TASK BRIEF =>
Wherever "while" appears in a line, list that line.

MATERIAL TO PROCESS =>
"""

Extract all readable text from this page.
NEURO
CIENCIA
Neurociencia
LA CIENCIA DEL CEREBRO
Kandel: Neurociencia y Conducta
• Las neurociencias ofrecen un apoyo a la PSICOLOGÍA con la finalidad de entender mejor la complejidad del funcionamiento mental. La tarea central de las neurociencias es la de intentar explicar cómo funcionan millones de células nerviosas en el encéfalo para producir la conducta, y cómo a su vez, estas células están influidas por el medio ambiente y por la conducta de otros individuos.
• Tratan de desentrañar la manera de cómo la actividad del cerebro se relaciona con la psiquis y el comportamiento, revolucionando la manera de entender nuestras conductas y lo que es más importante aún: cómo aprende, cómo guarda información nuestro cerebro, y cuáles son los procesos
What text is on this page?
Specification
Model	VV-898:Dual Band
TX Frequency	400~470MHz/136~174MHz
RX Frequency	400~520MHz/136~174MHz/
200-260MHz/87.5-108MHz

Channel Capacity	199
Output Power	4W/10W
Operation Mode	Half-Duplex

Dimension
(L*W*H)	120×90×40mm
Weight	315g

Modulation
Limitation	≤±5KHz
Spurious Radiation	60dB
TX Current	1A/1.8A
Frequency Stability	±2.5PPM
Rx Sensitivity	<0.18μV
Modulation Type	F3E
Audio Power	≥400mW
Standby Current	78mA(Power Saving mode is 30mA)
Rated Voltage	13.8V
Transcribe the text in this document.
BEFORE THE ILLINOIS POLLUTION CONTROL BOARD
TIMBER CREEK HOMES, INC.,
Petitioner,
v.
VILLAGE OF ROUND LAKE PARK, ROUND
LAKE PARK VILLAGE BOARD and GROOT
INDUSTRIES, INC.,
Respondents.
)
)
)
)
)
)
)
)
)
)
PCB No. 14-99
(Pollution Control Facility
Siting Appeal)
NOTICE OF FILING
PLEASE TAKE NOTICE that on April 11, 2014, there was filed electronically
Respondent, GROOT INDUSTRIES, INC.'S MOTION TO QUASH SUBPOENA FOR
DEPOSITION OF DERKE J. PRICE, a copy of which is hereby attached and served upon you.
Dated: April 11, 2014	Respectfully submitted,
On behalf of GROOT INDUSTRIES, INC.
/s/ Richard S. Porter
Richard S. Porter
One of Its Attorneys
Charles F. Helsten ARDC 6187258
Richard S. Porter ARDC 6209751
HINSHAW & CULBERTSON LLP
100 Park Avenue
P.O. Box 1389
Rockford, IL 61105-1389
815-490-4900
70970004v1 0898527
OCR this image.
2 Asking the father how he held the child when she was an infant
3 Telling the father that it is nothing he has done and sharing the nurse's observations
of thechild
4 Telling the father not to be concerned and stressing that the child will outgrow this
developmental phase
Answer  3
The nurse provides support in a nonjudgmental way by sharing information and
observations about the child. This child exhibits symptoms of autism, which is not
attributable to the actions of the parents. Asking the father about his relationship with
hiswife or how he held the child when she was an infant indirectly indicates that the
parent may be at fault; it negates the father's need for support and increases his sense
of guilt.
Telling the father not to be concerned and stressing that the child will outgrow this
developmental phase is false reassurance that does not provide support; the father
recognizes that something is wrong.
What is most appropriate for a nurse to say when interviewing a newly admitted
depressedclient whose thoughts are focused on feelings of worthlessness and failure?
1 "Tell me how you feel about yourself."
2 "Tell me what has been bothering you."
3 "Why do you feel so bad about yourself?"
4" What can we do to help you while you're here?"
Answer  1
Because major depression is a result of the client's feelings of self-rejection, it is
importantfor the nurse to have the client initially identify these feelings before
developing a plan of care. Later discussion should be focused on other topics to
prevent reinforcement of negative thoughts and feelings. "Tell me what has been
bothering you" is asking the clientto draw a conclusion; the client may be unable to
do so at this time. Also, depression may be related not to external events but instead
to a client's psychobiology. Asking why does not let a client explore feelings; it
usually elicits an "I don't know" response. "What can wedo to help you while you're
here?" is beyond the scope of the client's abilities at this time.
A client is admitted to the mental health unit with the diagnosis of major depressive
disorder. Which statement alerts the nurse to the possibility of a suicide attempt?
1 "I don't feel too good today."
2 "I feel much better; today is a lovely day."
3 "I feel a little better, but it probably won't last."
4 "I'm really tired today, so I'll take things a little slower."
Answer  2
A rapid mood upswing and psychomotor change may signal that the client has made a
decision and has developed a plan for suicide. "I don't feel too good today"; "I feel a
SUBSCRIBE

"""

SOLUTION TO THIS PROBLEM =>
4" What can we do to help you while you're here?"
usually elicits an "I don't know" response. "What can wedo to help you while you're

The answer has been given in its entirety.